EXCERPT —
▼▼▼

First, let me explain why, hosts are considered 'more specific' than
config or command line options. HostA can have an Administrator
account, HostB an admin one, the rest of the hosts can have
multiple/none configured, as such the command line and config can set
a 'default' account with which to try to connect, but specific hosts
are allowed to override it.

This is a common problem with heterogeneous environments, but it does
trip up those that have a homogeneous one as Ansible tries to serve
both.

FYI, it is already documented here (at the bottom of the section):
http://docs.ansible.com/ansible/playbooks_variables.html#variable-precedence-where-should-i-put-a-variable

But we are open to better/clearer ways of explaining this, the docs
are part of the main repo so you can open a pull request to update
them just like any part of the code
https://github.com/ansible/ansible/blob/devel/docs/docsite/rst/playbooks_variables.rst.

Hi Brian,
thanks for the explanation. It is clear to me now. I’m currently running a heterogeneous environment so I do have multiple user accounts/passwords for various hosts in the configuration files/vault. But I was experimenting and thought I could override all with the command line.

I was not familiar with the piece of text you reference, below the footnotes / notes. That explains things clearly. I guess sometimes the documentation can be overwhelming.

One thing I’d like to do is add to the documentation (explaining the ansible command line options) that these command line options do not override theses user settings and maybe reference the piece of doc you pointed to. However, I cannot find an explanation of the command line options in the documentation. Only when you run ansible without arguments you get this list.
Am I missing this in the documentation?

▲▲▲

PROMPT 1 —
Transcribe the Ansible discussion from "I was not familiar" up to and including "can be overwhelming.".
PROMPT 2 —
Answer these questions using the Ansible discussion:
(a) In the example of host-specific settings, what account does HostA have?
(b) Where do the docs live, so that a pull request can update them?
(c) What kind of environment does the person replying to Brian say they are currently running?

EXTRACTED MATERIAL —
▼▼▼

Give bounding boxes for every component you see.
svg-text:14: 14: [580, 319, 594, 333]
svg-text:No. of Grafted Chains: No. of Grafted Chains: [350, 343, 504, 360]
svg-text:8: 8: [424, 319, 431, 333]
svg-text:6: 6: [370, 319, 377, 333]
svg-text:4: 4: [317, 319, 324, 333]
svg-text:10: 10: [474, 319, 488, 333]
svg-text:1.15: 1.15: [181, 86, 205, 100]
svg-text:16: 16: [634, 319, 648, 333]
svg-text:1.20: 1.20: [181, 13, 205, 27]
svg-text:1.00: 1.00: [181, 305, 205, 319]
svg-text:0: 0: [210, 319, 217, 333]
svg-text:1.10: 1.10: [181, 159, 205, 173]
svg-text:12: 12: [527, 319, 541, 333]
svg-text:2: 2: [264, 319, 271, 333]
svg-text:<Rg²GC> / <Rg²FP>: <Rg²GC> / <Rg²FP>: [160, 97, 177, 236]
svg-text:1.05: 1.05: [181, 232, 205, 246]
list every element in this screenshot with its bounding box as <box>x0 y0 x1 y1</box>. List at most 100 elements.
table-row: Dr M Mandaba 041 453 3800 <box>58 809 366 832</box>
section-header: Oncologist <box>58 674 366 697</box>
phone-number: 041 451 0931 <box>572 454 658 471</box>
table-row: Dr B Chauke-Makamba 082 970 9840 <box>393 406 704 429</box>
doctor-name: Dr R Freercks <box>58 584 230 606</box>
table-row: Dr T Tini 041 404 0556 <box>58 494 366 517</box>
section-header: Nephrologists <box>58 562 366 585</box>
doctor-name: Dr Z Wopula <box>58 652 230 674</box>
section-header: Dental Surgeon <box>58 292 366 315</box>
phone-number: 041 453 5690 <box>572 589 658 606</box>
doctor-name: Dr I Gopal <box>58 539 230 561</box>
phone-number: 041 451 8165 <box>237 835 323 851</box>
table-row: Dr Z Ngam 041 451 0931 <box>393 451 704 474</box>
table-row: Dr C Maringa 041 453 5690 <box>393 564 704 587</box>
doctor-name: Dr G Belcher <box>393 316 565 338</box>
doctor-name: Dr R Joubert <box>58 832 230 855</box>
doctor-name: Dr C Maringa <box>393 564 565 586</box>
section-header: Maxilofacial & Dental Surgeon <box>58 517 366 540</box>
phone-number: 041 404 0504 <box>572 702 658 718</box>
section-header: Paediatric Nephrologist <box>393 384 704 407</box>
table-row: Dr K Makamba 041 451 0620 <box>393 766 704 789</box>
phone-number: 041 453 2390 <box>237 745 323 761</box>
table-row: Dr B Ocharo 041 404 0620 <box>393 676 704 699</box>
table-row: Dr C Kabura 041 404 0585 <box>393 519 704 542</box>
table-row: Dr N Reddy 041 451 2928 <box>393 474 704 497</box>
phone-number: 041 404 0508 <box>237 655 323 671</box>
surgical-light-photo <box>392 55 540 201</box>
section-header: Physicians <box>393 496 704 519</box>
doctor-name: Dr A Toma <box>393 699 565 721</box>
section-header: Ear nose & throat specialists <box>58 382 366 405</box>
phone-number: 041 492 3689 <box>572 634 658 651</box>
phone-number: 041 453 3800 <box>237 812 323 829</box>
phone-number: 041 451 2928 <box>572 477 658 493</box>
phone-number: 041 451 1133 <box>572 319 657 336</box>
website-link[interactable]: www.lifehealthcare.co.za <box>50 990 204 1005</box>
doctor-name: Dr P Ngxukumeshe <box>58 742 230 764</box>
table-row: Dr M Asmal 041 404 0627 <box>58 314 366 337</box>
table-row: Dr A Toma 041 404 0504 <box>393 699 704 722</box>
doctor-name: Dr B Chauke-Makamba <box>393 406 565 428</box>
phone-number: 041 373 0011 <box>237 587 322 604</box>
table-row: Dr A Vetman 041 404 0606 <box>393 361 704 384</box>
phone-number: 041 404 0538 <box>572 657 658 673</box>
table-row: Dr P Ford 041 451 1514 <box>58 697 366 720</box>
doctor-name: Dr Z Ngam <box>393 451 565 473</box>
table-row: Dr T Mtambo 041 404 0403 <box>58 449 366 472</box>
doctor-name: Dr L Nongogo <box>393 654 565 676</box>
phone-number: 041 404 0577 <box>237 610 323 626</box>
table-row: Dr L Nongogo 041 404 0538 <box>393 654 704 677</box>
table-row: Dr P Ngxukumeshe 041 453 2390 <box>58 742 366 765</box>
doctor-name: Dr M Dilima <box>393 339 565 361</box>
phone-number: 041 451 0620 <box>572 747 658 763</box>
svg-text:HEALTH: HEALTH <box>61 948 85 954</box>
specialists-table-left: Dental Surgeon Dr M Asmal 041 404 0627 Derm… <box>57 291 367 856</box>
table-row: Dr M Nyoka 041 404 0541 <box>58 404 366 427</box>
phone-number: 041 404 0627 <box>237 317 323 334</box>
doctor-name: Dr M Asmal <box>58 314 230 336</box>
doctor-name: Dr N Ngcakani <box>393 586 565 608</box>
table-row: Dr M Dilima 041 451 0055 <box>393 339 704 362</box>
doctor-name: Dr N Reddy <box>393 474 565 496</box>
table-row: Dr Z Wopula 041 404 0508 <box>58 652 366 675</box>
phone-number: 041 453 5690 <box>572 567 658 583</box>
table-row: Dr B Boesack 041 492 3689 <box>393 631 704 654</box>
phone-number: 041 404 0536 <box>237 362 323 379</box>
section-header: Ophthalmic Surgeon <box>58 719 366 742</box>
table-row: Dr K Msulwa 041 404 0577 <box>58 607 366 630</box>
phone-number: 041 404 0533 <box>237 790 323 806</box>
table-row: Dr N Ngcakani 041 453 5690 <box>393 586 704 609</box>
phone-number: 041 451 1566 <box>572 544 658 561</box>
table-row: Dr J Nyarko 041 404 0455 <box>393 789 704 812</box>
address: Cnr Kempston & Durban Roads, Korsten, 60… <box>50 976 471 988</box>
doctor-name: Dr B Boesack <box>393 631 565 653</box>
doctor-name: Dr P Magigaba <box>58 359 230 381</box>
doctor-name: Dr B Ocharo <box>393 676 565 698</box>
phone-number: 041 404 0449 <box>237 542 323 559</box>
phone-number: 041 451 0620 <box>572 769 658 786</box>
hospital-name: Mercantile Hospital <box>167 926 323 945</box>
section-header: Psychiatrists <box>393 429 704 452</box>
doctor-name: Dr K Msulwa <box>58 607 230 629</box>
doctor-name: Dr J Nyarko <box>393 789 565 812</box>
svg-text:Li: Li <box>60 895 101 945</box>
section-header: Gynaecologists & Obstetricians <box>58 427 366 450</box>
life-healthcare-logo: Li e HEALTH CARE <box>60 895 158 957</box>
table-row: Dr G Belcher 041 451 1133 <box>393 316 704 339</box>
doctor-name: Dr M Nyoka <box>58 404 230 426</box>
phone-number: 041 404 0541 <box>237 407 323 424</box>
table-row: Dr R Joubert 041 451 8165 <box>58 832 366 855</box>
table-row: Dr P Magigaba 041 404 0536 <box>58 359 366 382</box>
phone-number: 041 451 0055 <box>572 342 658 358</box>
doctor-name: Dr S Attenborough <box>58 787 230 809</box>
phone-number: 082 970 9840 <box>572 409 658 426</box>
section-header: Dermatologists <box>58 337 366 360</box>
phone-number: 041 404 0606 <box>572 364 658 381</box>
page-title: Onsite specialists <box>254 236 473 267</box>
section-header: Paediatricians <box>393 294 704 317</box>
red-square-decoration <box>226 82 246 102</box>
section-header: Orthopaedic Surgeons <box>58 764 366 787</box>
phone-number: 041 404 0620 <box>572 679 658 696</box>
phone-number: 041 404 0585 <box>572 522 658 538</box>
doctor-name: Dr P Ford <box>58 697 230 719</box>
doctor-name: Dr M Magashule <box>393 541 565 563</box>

▲▲▲

RESPONSE 1 —
I was not familiar with the piece of text you reference, below the footnotes / notes. That explains things clearly. I guess sometimes the documentation can be overwhelming.

RESPONSE 2 —
(a) An Administrator account.
(b) In the main repo.
(c) A heterogeneous environment.